WHAT YOU SHOULD DO: Will you give every entry again exactly as it stands?

⁂

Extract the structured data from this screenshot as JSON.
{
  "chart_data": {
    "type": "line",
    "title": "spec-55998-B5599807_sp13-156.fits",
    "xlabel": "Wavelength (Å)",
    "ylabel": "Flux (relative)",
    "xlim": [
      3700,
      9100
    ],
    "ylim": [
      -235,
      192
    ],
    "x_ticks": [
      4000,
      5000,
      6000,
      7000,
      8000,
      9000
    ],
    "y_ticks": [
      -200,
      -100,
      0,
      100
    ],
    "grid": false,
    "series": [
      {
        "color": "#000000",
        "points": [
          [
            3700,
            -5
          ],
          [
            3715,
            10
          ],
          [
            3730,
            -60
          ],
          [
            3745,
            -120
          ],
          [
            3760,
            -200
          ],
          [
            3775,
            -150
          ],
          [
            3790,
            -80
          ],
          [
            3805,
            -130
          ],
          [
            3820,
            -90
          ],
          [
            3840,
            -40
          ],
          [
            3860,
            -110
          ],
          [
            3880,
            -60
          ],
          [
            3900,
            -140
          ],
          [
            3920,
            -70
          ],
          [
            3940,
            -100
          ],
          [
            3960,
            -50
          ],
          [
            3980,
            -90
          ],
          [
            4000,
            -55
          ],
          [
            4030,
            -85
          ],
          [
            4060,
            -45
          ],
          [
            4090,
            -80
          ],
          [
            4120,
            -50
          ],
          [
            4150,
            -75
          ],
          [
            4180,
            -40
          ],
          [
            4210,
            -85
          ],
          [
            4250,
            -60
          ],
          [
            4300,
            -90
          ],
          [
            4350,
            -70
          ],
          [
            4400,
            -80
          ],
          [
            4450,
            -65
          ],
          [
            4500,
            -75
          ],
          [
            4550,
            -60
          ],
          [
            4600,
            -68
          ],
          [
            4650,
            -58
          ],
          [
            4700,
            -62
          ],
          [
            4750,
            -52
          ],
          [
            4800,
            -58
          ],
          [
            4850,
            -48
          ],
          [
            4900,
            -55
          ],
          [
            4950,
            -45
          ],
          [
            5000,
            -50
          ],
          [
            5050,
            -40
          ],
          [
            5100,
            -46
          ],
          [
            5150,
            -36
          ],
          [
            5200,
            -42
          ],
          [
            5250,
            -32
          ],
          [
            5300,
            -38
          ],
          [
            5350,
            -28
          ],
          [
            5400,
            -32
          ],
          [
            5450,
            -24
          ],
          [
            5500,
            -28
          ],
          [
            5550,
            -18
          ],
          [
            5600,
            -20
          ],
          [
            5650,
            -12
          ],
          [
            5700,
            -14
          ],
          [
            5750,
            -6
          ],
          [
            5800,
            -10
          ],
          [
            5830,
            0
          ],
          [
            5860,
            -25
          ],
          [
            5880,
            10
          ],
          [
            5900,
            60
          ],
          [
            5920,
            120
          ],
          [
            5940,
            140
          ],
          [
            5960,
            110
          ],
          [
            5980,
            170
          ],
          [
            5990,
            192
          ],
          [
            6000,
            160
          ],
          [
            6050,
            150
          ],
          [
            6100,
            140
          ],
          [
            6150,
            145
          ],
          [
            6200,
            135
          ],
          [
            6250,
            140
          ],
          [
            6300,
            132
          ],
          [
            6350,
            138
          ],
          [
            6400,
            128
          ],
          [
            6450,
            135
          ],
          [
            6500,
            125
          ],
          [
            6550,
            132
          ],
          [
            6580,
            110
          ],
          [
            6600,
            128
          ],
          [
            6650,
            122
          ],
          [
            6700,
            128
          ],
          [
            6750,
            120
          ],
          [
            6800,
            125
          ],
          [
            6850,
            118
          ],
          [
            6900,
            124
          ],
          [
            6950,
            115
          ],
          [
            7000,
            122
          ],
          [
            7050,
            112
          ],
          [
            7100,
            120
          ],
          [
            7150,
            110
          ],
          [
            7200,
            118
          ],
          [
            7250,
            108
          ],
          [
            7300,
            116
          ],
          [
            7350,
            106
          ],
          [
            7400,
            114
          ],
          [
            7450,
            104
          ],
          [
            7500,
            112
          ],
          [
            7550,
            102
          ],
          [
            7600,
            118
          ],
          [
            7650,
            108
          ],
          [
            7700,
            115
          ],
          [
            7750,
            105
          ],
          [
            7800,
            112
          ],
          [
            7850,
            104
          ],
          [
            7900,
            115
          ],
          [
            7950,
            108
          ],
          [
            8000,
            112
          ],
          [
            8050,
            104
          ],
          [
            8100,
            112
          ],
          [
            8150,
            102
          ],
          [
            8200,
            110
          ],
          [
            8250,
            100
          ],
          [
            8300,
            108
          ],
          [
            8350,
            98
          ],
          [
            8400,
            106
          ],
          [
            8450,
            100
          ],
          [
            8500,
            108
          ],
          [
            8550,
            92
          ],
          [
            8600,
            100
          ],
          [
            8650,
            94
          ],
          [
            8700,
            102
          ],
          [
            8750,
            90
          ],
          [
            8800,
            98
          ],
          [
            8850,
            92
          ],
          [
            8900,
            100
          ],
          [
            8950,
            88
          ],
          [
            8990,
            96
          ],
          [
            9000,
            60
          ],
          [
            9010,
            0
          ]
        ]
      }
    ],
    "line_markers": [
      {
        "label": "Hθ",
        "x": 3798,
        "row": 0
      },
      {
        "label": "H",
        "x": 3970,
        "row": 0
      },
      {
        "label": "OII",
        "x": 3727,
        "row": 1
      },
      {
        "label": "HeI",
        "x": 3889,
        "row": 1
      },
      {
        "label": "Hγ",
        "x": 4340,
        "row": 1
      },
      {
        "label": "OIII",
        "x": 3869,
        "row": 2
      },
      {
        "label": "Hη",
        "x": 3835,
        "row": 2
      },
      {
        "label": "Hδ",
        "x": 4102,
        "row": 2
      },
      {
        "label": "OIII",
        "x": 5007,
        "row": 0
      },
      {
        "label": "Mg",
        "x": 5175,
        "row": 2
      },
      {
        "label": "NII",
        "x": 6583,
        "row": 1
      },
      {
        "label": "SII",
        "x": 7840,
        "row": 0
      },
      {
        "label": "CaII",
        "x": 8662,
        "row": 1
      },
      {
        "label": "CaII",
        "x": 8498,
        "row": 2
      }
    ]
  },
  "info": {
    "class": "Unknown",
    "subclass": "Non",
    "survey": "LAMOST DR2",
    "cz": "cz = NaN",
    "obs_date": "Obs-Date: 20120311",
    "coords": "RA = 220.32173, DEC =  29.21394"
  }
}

⁂

EXPECTED OUTPUT:
Extract the structured data from this screenshot as JSON.
{
  "chart_data": {
    "type": "line",
    "title": "spec-55998-B5599807_sp13-156.fits",
    "xlabel": "Wavelength (Å)",
    "ylabel": "Flux (relative)",
    "xlim": [
      3700,
      9100
    ],
    "ylim": [
      -235,
      192
    ],
    "x_ticks": [
      4000,
      5000,
      6000,
      7000,
      8000,
      9000
    ],
    "y_ticks": [
      -200,
      -100,
      0,
      100
    ],
    "grid": false,
    "series": [
      {
        "color": "#000000",
        "points": [
          [
            3700,
            -5
          ],
          [
            3715,
            10
          ],
          [
            3730,
            -60
          ],
          [
            3745,
            -120
          ],
          [
            3760,
            -200
          ],
          [
            3775,
            -150
          ],
          [
            3790,
            -80
          ],
          [
            3805,
            -130
          ],
          [
            3820,
            -90
          ],
          [
            3840,
            -40
          ],
          [
            3860,
            -110
          ],
          [
            3880,
            -60
          ],
          [
            3900,
            -140
          ],
          [
            3920,
            -70
          ],
          [
            3940,
            -100
          ],
          [
            3960,
            -50
          ],
          [
            3980,
            -90
          ],
          [
            4000,
            -55
          ],
          [
            4030,
            -85
          ],
          [
            4060,
            -45
          ],
          [
            4090,
            -80
          ],
          [
            4120,
            -50
          ],
          [
            4150,
            -75
          ],
          [
            4180,
            -40
          ],
          [
            4210,
            -85
          ],
          [
            4250,
            -60
          ],
          [
            4300,
            -90
          ],
          [
            4350,
            -70
          ],
          [
            4400,
            -80
          ],
          [
            4450,
            -65
          ],
          [
            4500,
            -75
          ],
          [
            4550,
            -60
          ],
          [
            4600,
            -68
          ],
          [
            4650,
            -58
          ],
          [
            4700,
            -62
          ],
          [
            4750,
            -52
          ],
          [
            4800,
            -58
          ],
          [
            4850,
            -48
          ],
          [
            4900,
            -55
          ],
          [
            4950,
            -45
          ],
          [
            5000,
            -50
          ],
          [
            5050,
            -40
          ],
          [
            5100,
            -46
          ],
          [
            5150,
            -36
          ],
          [
            5200,
            -42
          ],
          [
            5250,
            -32
          ],
          [
            5300,
            -38
          ],
          [
            5350,
            -28
          ],
          [
            5400,
            -32
          ],
          [
            5450,
            -24
          ],
          [
            5500,
            -28
          ],
          [
            5550,
            -18
          ],
          [
            5600,
            -20
          ],
          [
            5650,
            -12
          ],
          [
            5700,
            -14
          ],
          [
            5750,
            -6
          ],
          [
            5800,
            -10
          ],
          [
            5830,
            0
          ],
          [
            5860,
            -25
          ],
          [
            5880,
            10
          ],
          [
            5900,
            60
          ],
          [
            5920,
            120
          ],
          [
            5940,
            140
          ],
          [
            5960,
            110
          ],
          [
            5980,
            170
          ],
          [
            5990,
            192
          ],
          [
            6000,
            160
          ],
          [
            6050,
            150
          ],
          [
            6100,
            140
          ],
          [
            6150,
            145
          ],
          [
            6200,
            135
          ],
          [
            6250,
            140
          ],
          [
            6300,
            132
          ],
          [
            6350,
            138
          ],
          [
            6400,
            128
          ],
          [
            6450,
            135
          ],
          [
            6500,
            125
          ],
          [
            6550,
            132
          ],
          [
            6580,
            110
          ],
          [
            6600,
            128
          ],
          [
            6650,
            122
          ],
          [
            6700,
            128
          ],
          [
            6750,
            120
          ],
          [
            6800,
            125
          ],
          [
            6850,
            118
          ],
          [
            6900,
            124
          ],
          [
            6950,
            115
          ],
          [
            7000,
            122
          ],
          [
            7050,
            112
          ],
          [
            7100,
            120
          ],
          [
            7150,
            110
          ],
          [
            7200,
            118
          ],
          [
            7250,
            108
          ],
          [
            7300,
            116
          ],
          [
            7350,
            106
          ],
          [
            7400,
            114
          ],
          [
            7450,
            104
          ],
          [
            7500,
            112
          ],
          [
            7550,
            102
          ],
          [
            7600,
            118
          ],
          [
            7650,
            108
          ],
          [
            7700,
            115
          ],
          [
            7750,
            105
          ],
          [
            7800,
            112
          ],
          [
            7850,
            104
          ],
          [
            7900,
            115
          ],
          [
            7950,
            108
          ],
          [
            8000,
            112
          ],
          [
            8050,
            104
          ],
          [
            8100,
            112
          ],
          [
            8150,
            102
          ],
          [
            8200,
            110
          ],
          [
            8250,
            100
          ],
          [
            8300,
            108
          ],
          [
            8350,
            98
          ],
          [
            8400,
            106
          ],
          [
            8450,
            100
          ],
          [
            8500,
            108
          ],
          [
            8550,
            92
          ],
          [
            8600,
            100
          ],
          [
            8650,
            94
          ],
          [
            8700,
            102
          ],
          [
            8750,
            90
          ],
          [
            8800,
            98
          ],
          [
            8850,
            92
          ],
          [
            8900,
            100
          ],
          [
            8950,
            88
          ],
          [
            8990,
            96
          ],
          [
            9000,
            60
          ],
          [
            9010,
            0
          ]
        ]
      }
    ],
    "line_markers": [
      {
        "label": "Hθ",
        "x": 3798,
        "row": 0
      },
      {
        "label": "H",
        "x": 3970,
        "row": 0
      },
      {
        "label": "OII",
        "x": 3727,
        "row": 1
      },
      {
        "label": "HeI",
        "x": 3889,
        "row": 1
      },
      {
        "label": "Hγ",
        "x": 4340,
        "row": 1
      },
      {
        "label": "OIII",
        "x": 3869,
        "row": 2
      },
      {
        "label": "Hη",
        "x": 3835,
        "row": 2
      },
      {
        "label": "Hδ",
        "x": 4102,
        "row": 2
      },
      {
        "label": "OIII",
        "x": 5007,
        "row": 0
      },
      {
        "label": "Mg",
        "x": 5175,
        "row": 2
      },
      {
        "label": "NII",
        "x": 6583,
        "row": 1
      },
      {
        "label": "SII",
        "x": 7840,
        "row": 0
      },
      {
        "label": "CaII",
        "x": 8662,
        "row": 1
      },
      {
        "label": "CaII",
        "x": 8498,
        "row": 2
      }
    ]
  },
  "info": {
    "class": "Unknown",
    "subclass": "Non",
    "survey": "LAMOST DR2",
    "cz": "cz = NaN",
    "obs_date": "Obs-Date: 20120311",
    "coords": "RA = 220.32173, DEC =  29.21394"
  }
}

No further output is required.